▶ **OBJECTIVE**
Exactly repeat the full listing that follows.

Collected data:

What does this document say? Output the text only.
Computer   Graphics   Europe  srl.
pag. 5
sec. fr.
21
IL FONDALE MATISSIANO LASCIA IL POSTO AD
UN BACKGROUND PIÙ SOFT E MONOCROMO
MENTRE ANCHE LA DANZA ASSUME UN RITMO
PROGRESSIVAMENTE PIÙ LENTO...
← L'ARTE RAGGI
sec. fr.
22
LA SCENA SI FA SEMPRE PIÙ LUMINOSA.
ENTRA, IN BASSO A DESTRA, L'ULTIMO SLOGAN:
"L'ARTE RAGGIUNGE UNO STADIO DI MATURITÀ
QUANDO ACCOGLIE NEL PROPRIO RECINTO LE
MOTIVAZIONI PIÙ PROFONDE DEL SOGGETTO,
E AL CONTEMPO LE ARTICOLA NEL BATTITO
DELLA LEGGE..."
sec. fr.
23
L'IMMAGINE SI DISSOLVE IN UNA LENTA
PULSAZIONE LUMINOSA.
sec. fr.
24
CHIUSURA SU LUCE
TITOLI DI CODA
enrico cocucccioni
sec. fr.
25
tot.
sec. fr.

▶ **FINISHED EXERCISE**
What does this document say? Output the text only.
Computer   Graphics   Europe  srl.
pag. 5
sec. fr.
21
IL FONDALE MATISSIANO LASCIA IL POSTO AD
UN BACKGROUND PIÙ SOFT E MONOCROMO
MENTRE ANCHE LA DANZA ASSUME UN RITMO
PROGRESSIVAMENTE PIÙ LENTO...
← L'ARTE RAGGI
sec. fr.
22
LA SCENA SI FA SEMPRE PIÙ LUMINOSA.
ENTRA, IN BASSO A DESTRA, L'ULTIMO SLOGAN:
"L'ARTE RAGGIUNGE UNO STADIO DI MATURITÀ
QUANDO ACCOGLIE NEL PROPRIO RECINTO LE
MOTIVAZIONI PIÙ PROFONDE DEL SOGGETTO,
E AL CONTEMPO LE ARTICOLA NEL BATTITO
DELLA LEGGE..."
sec. fr.
23
L'IMMAGINE SI DISSOLVE IN UNA LENTA
PULSAZIONE LUMINOSA.
sec. fr.
24
CHIUSURA SU LUCE
TITOLI DI CODA
enrico cocucccioni
sec. fr.
25
tot.
sec. fr.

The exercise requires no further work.